• **The task**
Look through the data below and show every line that includes "this".
%%
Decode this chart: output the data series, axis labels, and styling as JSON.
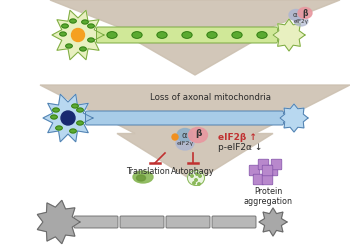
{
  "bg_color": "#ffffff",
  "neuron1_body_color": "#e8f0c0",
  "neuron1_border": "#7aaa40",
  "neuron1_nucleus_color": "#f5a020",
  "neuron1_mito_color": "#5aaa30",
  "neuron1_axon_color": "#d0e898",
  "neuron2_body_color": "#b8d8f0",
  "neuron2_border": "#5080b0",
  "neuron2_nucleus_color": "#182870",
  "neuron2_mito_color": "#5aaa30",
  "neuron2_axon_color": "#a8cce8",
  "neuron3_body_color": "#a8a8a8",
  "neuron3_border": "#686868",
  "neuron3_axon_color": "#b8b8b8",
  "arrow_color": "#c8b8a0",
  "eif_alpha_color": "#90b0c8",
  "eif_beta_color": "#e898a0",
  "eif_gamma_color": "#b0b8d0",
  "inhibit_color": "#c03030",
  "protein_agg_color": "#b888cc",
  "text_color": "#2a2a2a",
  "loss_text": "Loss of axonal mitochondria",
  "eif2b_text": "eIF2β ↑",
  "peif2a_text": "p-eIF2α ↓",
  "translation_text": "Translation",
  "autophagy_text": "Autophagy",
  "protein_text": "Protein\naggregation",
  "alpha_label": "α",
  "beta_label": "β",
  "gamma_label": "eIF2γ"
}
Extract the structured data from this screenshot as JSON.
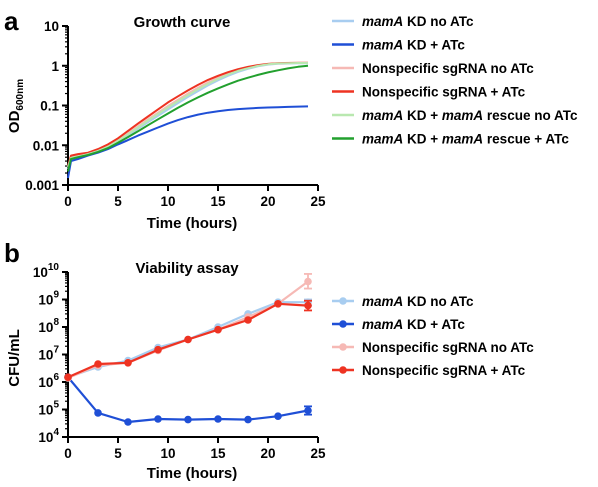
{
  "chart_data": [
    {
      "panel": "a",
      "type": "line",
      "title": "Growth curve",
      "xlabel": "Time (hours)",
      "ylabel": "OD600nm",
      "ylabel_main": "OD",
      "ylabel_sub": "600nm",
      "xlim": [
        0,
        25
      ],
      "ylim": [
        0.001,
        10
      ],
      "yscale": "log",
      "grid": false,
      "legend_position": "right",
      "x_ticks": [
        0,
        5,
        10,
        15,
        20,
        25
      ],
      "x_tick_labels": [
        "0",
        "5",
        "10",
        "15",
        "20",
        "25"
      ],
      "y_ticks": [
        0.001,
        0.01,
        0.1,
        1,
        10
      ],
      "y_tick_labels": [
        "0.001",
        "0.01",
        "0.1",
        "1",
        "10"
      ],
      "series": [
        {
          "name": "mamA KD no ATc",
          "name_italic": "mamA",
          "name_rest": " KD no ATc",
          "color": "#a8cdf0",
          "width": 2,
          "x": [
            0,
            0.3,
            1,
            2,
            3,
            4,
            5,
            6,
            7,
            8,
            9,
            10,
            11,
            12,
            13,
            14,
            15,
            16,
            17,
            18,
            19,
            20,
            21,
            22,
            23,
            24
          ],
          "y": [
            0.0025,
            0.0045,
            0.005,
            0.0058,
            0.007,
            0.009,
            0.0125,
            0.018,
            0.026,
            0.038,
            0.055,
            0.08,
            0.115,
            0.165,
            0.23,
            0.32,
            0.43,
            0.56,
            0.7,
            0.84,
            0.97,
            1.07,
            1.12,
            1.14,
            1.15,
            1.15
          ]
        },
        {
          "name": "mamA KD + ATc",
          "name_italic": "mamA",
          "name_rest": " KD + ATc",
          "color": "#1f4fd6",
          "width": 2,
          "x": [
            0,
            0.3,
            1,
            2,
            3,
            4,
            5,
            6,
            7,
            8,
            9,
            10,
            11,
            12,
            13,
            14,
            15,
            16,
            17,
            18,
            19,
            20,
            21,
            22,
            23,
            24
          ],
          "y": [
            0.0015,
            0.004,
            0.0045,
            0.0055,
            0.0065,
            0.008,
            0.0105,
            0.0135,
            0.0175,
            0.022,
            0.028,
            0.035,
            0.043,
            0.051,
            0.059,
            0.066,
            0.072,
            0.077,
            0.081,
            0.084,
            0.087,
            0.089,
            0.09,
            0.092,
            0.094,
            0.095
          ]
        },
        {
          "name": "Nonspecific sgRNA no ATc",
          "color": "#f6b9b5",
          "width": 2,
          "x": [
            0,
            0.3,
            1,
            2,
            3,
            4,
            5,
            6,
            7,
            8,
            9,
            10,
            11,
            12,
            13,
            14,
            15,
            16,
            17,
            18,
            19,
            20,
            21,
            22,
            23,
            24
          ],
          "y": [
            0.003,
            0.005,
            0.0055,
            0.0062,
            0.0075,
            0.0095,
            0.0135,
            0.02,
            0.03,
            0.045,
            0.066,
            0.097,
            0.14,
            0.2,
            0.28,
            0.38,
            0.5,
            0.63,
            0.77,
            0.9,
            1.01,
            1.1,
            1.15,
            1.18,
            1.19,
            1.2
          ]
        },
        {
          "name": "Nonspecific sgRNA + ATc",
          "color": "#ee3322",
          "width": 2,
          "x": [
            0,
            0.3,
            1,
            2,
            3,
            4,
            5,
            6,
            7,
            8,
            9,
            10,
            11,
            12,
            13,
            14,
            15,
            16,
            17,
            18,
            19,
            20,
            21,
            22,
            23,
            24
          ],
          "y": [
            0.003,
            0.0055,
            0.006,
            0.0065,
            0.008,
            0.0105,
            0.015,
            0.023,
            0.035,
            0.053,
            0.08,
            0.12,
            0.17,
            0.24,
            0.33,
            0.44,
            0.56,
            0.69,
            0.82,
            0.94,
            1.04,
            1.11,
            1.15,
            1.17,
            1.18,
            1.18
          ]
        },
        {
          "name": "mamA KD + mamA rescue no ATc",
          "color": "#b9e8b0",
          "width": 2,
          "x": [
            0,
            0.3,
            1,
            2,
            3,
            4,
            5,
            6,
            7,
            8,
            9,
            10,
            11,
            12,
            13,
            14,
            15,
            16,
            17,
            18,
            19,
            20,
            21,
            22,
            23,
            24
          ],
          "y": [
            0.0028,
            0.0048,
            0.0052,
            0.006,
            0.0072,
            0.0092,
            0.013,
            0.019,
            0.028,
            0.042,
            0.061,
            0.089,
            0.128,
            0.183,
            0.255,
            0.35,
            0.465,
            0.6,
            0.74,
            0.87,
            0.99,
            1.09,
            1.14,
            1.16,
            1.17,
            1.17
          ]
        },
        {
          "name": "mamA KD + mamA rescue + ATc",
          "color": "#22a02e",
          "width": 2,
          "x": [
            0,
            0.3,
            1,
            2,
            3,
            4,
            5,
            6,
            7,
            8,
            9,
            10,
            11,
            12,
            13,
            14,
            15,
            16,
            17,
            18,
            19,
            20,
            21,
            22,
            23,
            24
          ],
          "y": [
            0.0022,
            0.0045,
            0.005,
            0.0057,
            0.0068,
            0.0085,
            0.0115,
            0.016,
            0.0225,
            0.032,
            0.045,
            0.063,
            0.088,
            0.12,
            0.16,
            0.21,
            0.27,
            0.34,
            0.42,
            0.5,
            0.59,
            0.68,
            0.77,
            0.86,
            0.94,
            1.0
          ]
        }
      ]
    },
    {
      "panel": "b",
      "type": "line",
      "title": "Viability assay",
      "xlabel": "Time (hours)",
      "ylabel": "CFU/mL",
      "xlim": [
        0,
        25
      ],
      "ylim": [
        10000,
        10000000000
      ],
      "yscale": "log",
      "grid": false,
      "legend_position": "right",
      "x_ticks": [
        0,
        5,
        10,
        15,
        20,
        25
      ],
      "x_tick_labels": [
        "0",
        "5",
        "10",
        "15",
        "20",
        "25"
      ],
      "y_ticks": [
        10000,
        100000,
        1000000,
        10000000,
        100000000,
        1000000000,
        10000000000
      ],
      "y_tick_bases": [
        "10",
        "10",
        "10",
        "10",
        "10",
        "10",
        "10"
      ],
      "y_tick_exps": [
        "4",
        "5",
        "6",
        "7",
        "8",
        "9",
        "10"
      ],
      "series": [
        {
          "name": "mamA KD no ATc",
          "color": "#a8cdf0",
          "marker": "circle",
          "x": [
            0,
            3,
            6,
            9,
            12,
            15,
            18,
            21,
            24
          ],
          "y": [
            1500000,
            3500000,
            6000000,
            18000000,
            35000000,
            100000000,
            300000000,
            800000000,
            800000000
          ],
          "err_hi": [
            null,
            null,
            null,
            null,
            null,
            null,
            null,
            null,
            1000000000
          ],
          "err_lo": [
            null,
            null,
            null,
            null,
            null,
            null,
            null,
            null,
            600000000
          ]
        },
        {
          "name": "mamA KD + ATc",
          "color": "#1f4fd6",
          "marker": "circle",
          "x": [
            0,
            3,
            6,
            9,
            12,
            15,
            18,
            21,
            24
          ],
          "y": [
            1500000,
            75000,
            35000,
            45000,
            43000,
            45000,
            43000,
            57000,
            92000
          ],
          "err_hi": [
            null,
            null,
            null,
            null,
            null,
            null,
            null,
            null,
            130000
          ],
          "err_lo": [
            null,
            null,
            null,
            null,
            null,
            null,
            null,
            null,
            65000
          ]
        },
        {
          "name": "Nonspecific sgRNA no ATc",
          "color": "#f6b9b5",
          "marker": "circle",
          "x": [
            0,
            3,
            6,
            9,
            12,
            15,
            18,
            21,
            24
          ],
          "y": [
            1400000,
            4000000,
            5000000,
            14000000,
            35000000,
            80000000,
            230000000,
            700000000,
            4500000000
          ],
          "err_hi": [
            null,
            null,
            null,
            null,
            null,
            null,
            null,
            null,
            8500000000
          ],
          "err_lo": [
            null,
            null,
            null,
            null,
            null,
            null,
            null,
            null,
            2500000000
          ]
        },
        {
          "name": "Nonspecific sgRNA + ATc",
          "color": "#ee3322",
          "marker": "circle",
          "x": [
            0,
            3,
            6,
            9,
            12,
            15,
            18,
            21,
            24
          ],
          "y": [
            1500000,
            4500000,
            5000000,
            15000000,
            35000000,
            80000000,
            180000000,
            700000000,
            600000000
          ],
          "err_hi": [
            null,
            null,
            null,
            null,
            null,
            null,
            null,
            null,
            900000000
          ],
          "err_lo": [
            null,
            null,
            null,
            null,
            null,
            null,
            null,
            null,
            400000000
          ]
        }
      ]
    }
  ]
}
%%
• **Answer for the task**
Decode this chart: output the data series, axis labels, and styling as JSON.
Extract the structured data from this screenshot as JSON.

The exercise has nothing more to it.